- REQUEST
Each record needs to be echoed exactly; can you do that?

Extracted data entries
————————

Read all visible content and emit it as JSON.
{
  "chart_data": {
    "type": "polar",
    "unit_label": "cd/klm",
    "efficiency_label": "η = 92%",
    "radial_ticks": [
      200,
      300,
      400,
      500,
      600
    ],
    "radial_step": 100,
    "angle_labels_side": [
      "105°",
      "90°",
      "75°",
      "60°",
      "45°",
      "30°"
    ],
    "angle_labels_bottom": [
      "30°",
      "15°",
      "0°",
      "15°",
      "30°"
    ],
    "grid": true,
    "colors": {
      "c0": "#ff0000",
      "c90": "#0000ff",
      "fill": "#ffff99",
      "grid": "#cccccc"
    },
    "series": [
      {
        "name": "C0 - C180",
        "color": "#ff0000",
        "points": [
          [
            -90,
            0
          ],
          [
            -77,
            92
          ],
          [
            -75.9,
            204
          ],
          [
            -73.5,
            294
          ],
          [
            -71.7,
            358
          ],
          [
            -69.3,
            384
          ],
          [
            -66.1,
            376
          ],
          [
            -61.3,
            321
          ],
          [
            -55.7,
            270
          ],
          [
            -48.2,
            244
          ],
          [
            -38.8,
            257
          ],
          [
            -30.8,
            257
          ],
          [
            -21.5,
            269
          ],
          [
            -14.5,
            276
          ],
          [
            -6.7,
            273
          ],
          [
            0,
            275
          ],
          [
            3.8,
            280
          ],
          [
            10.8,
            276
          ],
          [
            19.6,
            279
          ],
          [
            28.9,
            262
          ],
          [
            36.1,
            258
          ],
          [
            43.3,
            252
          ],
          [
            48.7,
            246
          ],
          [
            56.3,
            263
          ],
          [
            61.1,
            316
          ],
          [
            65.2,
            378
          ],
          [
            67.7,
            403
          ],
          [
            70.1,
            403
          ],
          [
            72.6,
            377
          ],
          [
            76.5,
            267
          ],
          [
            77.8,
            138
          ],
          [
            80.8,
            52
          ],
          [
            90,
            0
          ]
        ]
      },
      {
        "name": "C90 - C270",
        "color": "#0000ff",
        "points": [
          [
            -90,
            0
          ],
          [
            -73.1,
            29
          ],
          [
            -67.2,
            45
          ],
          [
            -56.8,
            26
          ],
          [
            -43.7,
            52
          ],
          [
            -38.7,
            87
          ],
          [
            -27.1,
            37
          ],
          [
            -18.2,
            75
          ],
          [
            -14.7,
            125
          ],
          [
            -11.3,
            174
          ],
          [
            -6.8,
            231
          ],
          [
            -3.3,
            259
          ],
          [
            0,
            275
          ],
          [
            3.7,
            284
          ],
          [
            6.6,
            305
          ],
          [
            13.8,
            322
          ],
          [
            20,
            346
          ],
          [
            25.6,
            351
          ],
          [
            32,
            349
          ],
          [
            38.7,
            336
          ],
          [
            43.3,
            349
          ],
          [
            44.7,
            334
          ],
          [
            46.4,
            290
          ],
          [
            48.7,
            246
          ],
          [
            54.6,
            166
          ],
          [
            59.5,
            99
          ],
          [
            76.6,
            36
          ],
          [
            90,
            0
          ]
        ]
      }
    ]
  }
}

————————

- COMPLETED EXERCISE
Read all visible content and emit it as JSON.
{
  "chart_data": {
    "type": "polar",
    "unit_label": "cd/klm",
    "efficiency_label": "η = 92%",
    "radial_ticks": [
      200,
      300,
      400,
      500,
      600
    ],
    "radial_step": 100,
    "angle_labels_side": [
      "105°",
      "90°",
      "75°",
      "60°",
      "45°",
      "30°"
    ],
    "angle_labels_bottom": [
      "30°",
      "15°",
      "0°",
      "15°",
      "30°"
    ],
    "grid": true,
    "colors": {
      "c0": "#ff0000",
      "c90": "#0000ff",
      "fill": "#ffff99",
      "grid": "#cccccc"
    },
    "series": [
      {
        "name": "C0 - C180",
        "color": "#ff0000",
        "points": [
          [
            -90,
            0
          ],
          [
            -77,
            92
          ],
          [
            -75.9,
            204
          ],
          [
            -73.5,
            294
          ],
          [
            -71.7,
            358
          ],
          [
            -69.3,
            384
          ],
          [
            -66.1,
            376
          ],
          [
            -61.3,
            321
          ],
          [
            -55.7,
            270
          ],
          [
            -48.2,
            244
          ],
          [
            -38.8,
            257
          ],
          [
            -30.8,
            257
          ],
          [
            -21.5,
            269
          ],
          [
            -14.5,
            276
          ],
          [
            -6.7,
            273
          ],
          [
            0,
            275
          ],
          [
            3.8,
            280
          ],
          [
            10.8,
            276
          ],
          [
            19.6,
            279
          ],
          [
            28.9,
            262
          ],
          [
            36.1,
            258
          ],
          [
            43.3,
            252
          ],
          [
            48.7,
            246
          ],
          [
            56.3,
            263
          ],
          [
            61.1,
            316
          ],
          [
            65.2,
            378
          ],
          [
            67.7,
            403
          ],
          [
            70.1,
            403
          ],
          [
            72.6,
            377
          ],
          [
            76.5,
            267
          ],
          [
            77.8,
            138
          ],
          [
            80.8,
            52
          ],
          [
            90,
            0
          ]
        ]
      },
      {
        "name": "C90 - C270",
        "color": "#0000ff",
        "points": [
          [
            -90,
            0
          ],
          [
            -73.1,
            29
          ],
          [
            -67.2,
            45
          ],
          [
            -56.8,
            26
          ],
          [
            -43.7,
            52
          ],
          [
            -38.7,
            87
          ],
          [
            -27.1,
            37
          ],
          [
            -18.2,
            75
          ],
          [
            -14.7,
            125
          ],
          [
            -11.3,
            174
          ],
          [
            -6.8,
            231
          ],
          [
            -3.3,
            259
          ],
          [
            0,
            275
          ],
          [
            3.7,
            284
          ],
          [
            6.6,
            305
          ],
          [
            13.8,
            322
          ],
          [
            20,
            346
          ],
          [
            25.6,
            351
          ],
          [
            32,
            349
          ],
          [
            38.7,
            336
          ],
          [
            43.3,
            349
          ],
          [
            44.7,
            334
          ],
          [
            46.4,
            290
          ],
          [
            48.7,
            246
          ],
          [
            54.6,
            166
          ],
          [
            59.5,
            99
          ],
          [
            76.6,
            36
          ],
          [
            90,
            0
          ]
        ]
      }
    ]
  }
}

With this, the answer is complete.